[start Information provided]

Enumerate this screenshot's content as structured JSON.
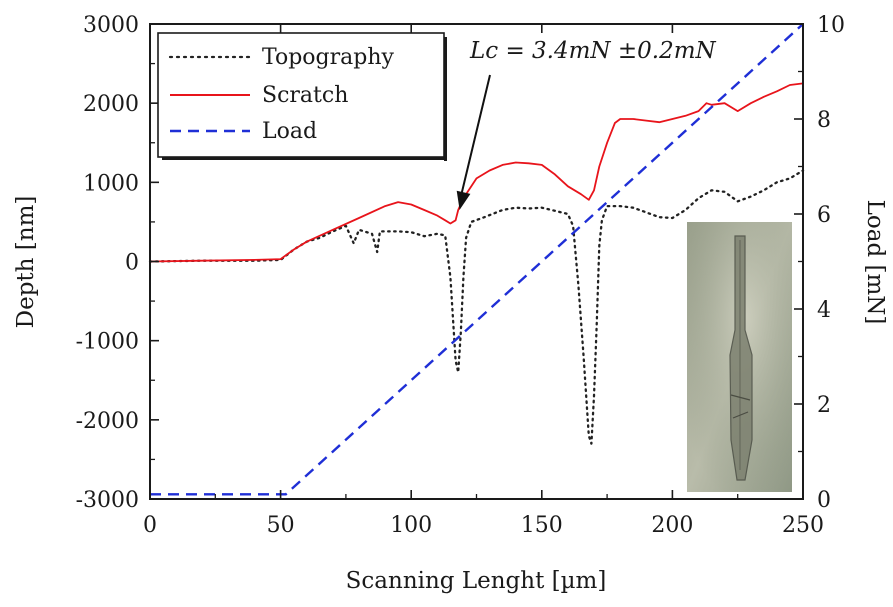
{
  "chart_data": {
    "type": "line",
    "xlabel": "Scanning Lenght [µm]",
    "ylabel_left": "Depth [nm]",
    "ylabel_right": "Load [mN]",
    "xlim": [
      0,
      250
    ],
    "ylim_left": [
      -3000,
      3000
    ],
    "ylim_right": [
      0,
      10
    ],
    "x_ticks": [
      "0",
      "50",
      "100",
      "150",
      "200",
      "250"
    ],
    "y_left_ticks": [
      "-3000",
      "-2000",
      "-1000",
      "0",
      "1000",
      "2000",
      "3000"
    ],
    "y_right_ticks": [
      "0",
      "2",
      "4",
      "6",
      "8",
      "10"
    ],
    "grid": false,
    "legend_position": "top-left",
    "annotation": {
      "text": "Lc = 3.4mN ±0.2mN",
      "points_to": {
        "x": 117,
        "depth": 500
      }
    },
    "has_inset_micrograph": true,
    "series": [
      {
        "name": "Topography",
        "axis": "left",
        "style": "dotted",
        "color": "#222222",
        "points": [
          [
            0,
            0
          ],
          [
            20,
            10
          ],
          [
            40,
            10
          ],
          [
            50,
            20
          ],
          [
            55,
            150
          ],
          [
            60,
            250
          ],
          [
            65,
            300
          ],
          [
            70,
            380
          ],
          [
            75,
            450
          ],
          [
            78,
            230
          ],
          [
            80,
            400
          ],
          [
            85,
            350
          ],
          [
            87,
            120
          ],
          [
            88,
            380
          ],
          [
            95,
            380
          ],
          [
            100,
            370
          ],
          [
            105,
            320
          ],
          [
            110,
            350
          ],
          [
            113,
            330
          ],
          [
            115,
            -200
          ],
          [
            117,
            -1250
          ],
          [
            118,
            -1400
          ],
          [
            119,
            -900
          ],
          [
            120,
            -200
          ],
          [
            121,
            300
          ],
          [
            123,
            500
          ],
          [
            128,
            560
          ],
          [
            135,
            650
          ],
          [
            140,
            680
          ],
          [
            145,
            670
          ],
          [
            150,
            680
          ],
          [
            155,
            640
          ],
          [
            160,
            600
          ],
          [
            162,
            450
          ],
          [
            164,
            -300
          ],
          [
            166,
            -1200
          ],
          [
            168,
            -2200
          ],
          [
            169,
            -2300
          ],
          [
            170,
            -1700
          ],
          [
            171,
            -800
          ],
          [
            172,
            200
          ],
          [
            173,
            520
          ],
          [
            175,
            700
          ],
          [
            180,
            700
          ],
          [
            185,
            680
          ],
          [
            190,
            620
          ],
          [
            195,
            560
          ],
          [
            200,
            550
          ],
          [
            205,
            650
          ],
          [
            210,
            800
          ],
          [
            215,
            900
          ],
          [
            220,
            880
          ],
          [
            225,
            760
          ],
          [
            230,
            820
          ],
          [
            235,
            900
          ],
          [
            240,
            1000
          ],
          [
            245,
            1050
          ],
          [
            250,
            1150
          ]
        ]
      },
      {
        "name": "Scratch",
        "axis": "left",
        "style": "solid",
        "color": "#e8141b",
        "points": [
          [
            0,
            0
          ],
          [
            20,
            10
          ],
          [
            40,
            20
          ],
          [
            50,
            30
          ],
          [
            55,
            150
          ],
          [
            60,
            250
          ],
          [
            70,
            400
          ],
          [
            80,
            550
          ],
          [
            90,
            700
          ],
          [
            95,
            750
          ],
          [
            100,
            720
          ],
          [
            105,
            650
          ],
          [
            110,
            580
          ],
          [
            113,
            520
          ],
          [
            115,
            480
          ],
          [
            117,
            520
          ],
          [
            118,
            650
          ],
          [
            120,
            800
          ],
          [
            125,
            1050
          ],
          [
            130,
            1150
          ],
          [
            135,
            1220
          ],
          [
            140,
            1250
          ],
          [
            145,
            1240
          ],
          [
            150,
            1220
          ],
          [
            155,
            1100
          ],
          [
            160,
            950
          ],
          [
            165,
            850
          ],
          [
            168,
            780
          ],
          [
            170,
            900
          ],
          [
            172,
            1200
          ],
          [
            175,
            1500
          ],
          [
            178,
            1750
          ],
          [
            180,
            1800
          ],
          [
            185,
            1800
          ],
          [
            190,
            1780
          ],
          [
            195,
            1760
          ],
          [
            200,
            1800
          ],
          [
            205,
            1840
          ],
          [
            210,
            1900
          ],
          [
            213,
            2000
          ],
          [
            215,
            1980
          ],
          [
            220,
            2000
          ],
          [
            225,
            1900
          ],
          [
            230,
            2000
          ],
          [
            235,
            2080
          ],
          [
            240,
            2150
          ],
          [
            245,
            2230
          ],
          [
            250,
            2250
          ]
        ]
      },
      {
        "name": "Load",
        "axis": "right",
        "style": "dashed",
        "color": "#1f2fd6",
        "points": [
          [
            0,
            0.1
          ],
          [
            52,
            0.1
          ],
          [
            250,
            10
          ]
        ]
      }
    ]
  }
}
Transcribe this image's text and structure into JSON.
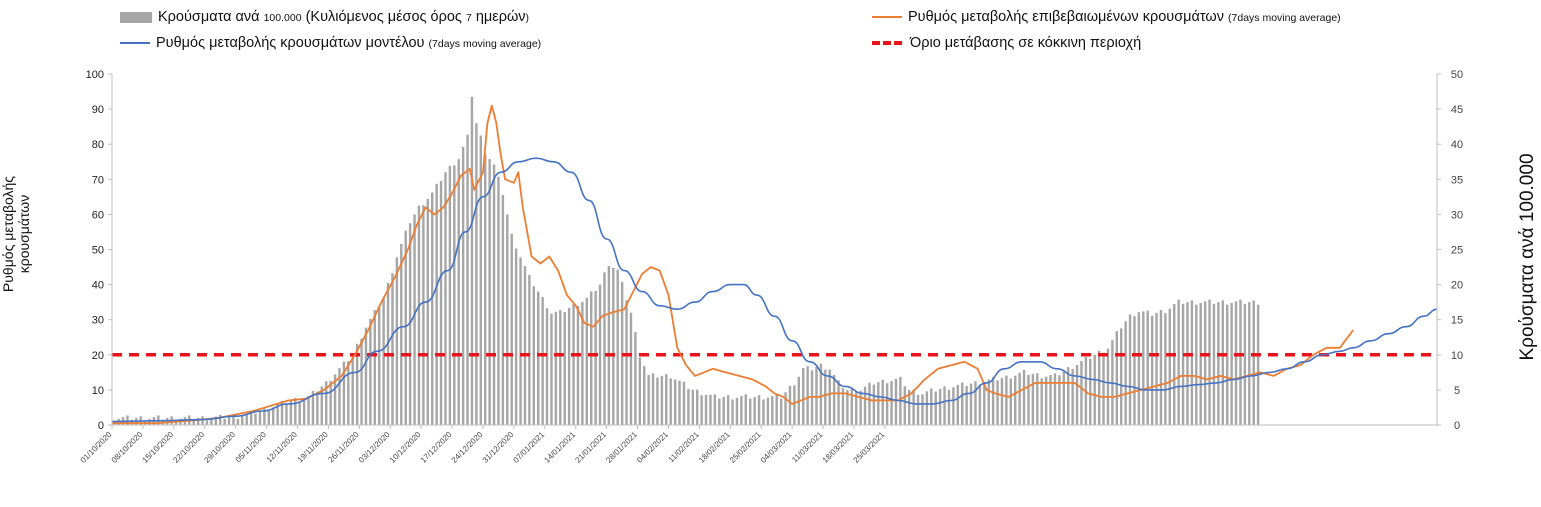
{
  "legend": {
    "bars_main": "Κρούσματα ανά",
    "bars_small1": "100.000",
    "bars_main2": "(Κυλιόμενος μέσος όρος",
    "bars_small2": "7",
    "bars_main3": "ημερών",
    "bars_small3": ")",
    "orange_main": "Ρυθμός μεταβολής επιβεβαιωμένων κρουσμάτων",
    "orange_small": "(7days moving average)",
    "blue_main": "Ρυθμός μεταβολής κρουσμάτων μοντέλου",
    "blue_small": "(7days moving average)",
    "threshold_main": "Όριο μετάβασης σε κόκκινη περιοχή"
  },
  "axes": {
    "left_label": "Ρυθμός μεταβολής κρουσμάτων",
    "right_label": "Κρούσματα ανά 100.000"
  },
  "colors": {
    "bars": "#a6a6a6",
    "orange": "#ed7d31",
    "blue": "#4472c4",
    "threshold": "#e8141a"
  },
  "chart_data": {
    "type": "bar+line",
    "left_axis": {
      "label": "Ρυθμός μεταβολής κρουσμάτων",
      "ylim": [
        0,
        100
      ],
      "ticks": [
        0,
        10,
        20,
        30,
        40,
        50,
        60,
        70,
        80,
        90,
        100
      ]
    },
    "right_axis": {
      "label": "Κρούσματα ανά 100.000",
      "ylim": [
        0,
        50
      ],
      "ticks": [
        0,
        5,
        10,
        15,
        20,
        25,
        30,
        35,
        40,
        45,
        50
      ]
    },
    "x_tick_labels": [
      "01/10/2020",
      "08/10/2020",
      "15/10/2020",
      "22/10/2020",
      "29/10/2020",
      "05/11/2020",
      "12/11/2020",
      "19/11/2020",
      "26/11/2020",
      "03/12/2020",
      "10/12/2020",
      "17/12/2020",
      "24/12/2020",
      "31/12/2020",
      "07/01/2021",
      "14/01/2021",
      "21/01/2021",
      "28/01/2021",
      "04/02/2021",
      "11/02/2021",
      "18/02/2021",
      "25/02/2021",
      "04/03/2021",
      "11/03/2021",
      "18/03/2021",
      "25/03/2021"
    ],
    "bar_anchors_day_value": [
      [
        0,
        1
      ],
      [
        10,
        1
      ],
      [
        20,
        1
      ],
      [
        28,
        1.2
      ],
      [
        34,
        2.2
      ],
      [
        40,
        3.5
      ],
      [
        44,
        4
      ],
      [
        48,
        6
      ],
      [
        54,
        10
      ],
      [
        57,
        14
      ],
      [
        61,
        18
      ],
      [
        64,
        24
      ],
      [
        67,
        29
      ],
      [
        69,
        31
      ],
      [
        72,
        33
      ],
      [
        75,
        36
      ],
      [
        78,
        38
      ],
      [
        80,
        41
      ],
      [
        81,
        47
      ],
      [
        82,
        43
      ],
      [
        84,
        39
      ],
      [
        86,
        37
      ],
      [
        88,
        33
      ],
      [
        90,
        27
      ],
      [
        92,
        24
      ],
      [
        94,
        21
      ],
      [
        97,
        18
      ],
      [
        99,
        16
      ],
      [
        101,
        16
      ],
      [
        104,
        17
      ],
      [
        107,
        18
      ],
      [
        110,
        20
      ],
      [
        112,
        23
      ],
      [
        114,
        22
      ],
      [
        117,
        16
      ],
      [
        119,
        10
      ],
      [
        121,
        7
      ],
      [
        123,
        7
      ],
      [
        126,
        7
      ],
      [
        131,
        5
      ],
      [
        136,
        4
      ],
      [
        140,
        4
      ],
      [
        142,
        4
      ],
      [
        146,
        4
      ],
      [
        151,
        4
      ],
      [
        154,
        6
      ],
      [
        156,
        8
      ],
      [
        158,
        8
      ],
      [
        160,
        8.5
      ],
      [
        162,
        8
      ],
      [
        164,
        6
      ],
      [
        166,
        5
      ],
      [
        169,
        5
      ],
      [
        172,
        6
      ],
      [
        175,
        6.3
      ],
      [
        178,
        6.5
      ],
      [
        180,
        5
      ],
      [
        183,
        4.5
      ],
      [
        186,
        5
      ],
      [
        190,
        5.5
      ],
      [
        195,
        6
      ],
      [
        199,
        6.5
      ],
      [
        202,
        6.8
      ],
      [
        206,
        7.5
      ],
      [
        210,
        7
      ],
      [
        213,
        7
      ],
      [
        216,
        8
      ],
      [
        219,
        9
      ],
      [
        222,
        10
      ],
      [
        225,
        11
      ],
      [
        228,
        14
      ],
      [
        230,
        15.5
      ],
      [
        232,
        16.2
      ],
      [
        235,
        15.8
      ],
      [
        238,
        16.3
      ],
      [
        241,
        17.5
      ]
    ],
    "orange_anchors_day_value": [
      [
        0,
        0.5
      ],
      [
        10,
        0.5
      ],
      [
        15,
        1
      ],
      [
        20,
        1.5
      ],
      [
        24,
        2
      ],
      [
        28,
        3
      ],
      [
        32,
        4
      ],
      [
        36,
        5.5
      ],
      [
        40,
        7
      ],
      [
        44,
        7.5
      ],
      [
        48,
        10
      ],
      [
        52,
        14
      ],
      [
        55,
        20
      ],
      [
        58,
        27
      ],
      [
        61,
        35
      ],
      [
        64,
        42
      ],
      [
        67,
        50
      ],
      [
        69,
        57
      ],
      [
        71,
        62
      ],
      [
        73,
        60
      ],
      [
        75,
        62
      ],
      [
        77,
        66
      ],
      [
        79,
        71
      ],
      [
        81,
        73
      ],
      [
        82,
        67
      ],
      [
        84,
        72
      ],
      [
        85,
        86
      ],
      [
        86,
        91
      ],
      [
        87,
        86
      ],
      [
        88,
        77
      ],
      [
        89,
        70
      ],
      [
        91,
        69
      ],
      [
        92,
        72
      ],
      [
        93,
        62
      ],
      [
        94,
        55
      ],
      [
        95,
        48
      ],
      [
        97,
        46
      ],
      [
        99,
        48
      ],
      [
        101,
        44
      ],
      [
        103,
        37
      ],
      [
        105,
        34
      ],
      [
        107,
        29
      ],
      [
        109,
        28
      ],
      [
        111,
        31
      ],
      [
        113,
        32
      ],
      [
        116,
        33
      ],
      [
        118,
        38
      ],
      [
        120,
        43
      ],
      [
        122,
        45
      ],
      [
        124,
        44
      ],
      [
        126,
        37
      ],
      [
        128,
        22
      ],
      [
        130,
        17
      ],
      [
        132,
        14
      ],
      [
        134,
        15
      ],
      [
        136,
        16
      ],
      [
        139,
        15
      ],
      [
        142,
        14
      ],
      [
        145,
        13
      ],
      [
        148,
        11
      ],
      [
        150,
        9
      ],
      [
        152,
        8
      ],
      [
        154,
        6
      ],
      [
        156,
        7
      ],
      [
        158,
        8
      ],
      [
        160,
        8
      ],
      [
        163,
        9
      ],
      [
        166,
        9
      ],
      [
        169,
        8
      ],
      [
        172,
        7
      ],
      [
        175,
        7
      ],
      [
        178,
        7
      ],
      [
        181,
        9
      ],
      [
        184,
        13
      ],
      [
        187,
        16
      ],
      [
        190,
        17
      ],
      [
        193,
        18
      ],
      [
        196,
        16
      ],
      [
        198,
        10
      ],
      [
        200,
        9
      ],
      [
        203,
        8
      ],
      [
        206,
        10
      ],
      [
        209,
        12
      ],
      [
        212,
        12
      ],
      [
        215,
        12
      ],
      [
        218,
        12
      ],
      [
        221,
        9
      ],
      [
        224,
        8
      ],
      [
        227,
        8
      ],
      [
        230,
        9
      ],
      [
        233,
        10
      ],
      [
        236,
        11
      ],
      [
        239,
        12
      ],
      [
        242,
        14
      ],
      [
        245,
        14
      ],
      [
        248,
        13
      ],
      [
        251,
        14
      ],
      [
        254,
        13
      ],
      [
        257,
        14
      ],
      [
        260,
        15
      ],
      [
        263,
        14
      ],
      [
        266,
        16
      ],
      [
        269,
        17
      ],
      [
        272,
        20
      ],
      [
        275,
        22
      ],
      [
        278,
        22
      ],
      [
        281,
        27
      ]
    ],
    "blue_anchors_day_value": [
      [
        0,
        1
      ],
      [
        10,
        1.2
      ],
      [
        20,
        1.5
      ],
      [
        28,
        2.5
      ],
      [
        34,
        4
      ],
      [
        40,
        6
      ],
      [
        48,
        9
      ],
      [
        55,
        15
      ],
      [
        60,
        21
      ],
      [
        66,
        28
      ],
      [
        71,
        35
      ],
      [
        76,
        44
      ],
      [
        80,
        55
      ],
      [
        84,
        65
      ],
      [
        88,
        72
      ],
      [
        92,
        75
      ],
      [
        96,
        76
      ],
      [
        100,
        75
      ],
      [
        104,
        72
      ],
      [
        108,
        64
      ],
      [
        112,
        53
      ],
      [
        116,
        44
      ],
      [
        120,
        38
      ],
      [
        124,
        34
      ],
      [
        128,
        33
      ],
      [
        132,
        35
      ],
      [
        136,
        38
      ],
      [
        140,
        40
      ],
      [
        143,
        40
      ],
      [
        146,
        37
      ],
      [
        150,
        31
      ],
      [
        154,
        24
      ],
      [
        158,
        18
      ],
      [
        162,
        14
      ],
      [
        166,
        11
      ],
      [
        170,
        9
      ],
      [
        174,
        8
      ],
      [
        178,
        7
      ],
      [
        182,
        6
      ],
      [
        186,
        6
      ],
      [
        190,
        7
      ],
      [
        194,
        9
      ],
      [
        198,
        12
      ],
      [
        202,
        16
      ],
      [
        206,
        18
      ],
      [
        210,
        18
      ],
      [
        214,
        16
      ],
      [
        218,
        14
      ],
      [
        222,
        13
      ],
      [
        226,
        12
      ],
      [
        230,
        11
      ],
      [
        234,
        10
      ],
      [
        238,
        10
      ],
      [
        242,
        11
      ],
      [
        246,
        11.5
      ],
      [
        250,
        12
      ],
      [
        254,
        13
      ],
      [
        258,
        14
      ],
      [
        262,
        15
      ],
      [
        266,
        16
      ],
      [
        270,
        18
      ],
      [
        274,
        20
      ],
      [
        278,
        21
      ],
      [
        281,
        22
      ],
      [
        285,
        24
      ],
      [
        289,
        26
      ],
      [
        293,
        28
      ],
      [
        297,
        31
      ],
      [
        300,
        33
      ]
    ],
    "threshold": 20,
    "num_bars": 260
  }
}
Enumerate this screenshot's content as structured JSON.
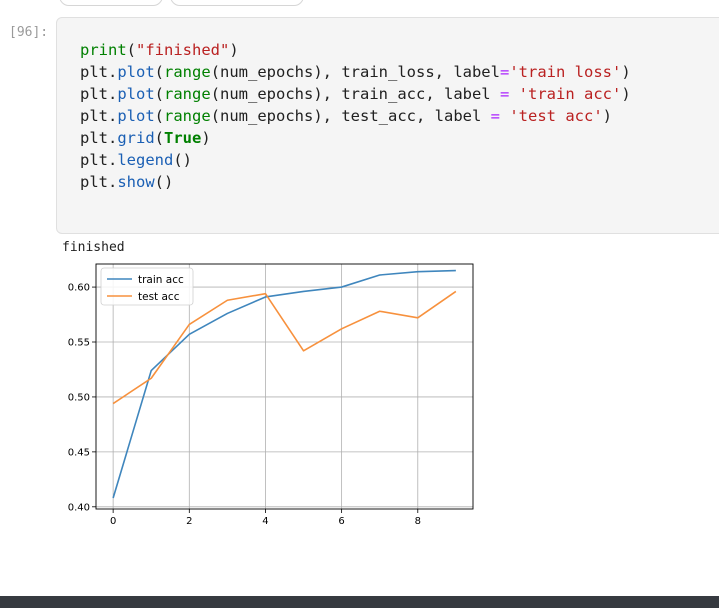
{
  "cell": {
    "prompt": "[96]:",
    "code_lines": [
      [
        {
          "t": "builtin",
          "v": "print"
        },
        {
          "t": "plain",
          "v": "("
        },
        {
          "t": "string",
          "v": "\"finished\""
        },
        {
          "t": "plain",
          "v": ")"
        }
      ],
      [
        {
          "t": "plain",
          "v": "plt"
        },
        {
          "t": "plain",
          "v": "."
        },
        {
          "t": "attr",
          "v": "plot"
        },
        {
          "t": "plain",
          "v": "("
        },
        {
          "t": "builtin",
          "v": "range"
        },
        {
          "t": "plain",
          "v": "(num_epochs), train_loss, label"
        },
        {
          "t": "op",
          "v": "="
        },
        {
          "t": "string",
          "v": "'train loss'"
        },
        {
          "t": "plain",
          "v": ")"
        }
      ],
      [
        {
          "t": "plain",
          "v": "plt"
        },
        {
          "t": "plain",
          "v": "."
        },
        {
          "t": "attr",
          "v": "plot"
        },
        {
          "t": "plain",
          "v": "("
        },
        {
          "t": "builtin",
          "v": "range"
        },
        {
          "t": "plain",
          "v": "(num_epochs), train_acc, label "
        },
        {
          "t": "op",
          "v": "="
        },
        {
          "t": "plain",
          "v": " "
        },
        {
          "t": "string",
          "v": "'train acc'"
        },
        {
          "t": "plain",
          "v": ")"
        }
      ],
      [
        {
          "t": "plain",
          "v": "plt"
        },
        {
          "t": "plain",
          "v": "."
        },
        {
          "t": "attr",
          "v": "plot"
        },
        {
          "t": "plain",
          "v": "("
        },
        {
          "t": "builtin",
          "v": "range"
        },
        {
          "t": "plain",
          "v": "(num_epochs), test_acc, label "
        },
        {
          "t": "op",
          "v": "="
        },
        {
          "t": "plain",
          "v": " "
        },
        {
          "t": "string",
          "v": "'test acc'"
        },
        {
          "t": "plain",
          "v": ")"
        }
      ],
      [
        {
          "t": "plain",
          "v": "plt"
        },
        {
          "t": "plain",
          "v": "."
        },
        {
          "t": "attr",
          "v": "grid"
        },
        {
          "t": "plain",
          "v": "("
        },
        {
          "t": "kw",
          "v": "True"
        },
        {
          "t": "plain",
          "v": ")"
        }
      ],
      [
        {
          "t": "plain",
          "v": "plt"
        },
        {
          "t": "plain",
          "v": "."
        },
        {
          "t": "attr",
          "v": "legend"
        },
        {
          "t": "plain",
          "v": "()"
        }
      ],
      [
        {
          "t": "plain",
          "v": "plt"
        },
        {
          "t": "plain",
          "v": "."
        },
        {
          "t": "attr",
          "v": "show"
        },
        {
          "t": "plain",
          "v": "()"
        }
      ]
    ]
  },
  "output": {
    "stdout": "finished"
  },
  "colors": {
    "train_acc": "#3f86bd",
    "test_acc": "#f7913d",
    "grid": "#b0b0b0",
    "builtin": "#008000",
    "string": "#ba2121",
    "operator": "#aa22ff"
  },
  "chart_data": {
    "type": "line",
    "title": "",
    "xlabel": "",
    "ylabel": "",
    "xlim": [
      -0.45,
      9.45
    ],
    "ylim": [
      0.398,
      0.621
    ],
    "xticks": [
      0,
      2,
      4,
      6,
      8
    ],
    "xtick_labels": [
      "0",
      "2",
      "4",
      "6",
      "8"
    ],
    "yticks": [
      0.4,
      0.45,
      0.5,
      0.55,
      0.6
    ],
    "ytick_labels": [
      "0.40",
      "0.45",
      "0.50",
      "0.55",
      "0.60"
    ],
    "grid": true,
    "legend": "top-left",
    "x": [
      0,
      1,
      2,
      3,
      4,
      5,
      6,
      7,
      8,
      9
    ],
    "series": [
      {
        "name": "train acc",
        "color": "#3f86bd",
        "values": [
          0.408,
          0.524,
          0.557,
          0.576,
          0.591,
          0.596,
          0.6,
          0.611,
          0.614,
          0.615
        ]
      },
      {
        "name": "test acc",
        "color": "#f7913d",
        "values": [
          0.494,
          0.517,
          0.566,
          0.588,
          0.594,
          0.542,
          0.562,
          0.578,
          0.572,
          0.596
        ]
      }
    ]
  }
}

[end Information provided]

▸ **To do**
Go through the material and select each line with the string "μεταβολής" in it.

▸ **Answer below**
    "orange_main": "Ρυθμός μεταβολής επιβεβαιωμένων κρουσμάτων",
    "blue_main": "Ρυθμός μεταβολής κρουσμάτων μοντέλου",
    "left_label": "Ρυθμός μεταβολής κρουσμάτων",
      "label": "Ρυθμός μεταβολής κρουσμάτων",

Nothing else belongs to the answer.